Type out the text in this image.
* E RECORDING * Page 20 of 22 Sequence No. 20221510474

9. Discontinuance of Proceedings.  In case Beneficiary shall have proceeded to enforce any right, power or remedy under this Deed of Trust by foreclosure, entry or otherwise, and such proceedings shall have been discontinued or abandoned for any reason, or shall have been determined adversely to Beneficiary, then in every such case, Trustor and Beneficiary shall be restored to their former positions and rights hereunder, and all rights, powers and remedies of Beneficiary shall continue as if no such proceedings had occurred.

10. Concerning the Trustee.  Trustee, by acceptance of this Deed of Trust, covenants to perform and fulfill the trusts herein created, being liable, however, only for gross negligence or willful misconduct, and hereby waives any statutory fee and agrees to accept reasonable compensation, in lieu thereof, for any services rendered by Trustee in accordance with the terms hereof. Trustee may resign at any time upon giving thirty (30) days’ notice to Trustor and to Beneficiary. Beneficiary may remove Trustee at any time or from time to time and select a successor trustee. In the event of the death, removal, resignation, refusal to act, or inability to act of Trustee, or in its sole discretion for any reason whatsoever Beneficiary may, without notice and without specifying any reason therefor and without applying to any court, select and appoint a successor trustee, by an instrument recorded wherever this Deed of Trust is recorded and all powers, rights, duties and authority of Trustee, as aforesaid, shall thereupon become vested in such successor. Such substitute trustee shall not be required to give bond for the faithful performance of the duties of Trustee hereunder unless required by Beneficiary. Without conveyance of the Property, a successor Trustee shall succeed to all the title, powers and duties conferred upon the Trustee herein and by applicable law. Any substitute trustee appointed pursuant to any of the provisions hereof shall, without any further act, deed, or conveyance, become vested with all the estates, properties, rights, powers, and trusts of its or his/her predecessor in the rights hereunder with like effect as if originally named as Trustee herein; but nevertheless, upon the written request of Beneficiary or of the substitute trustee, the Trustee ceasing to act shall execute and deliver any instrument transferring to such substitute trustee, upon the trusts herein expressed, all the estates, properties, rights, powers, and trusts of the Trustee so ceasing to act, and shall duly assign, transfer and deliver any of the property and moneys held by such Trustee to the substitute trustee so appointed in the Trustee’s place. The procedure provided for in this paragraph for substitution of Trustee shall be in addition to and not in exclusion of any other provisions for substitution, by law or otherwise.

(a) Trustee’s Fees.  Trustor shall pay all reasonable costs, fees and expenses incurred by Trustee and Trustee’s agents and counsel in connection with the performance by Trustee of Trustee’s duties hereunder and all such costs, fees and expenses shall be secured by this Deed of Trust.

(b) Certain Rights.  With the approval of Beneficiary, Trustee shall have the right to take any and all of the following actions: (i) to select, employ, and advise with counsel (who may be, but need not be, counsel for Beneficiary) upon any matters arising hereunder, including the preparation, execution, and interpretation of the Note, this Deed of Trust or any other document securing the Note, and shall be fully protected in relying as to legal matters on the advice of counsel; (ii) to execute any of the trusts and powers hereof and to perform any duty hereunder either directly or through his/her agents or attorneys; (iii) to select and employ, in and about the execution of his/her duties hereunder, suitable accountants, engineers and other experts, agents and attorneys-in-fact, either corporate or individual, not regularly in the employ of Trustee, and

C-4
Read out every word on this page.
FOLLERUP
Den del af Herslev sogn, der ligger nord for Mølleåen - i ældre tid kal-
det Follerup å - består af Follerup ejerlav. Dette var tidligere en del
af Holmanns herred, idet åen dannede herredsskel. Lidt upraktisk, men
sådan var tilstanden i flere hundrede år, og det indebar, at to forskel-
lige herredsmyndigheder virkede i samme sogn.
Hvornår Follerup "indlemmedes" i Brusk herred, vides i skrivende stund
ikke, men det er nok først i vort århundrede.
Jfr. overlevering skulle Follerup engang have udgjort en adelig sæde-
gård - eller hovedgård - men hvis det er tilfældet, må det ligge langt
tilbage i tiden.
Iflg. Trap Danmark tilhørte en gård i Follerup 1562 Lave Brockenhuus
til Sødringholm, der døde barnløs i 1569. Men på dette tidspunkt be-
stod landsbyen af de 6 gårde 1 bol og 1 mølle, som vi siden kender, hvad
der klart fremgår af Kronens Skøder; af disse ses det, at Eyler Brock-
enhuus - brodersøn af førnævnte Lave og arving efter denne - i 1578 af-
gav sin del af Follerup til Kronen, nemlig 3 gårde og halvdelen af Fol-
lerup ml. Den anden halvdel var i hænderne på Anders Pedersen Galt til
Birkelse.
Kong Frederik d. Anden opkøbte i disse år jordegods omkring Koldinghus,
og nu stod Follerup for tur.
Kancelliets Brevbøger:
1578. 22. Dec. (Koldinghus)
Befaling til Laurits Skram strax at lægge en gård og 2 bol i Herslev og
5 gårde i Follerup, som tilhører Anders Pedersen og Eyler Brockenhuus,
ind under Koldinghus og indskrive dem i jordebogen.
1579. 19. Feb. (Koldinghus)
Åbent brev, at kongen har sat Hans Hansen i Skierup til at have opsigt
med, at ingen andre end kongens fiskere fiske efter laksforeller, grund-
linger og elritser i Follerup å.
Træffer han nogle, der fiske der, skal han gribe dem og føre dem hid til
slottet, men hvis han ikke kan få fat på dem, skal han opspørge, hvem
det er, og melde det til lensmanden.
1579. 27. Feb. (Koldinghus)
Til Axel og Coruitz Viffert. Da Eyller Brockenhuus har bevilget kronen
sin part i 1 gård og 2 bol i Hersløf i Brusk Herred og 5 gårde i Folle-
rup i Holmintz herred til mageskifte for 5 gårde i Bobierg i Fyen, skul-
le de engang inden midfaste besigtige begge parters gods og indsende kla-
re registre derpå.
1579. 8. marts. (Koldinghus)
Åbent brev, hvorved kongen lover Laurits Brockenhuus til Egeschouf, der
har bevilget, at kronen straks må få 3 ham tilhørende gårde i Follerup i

━━━━━━━━━━━━━━━━━━━━━━━━━━━━━━

GOAL: Give only the number of lines in the data that include the string "Lave".

FULL RESPONSE: 2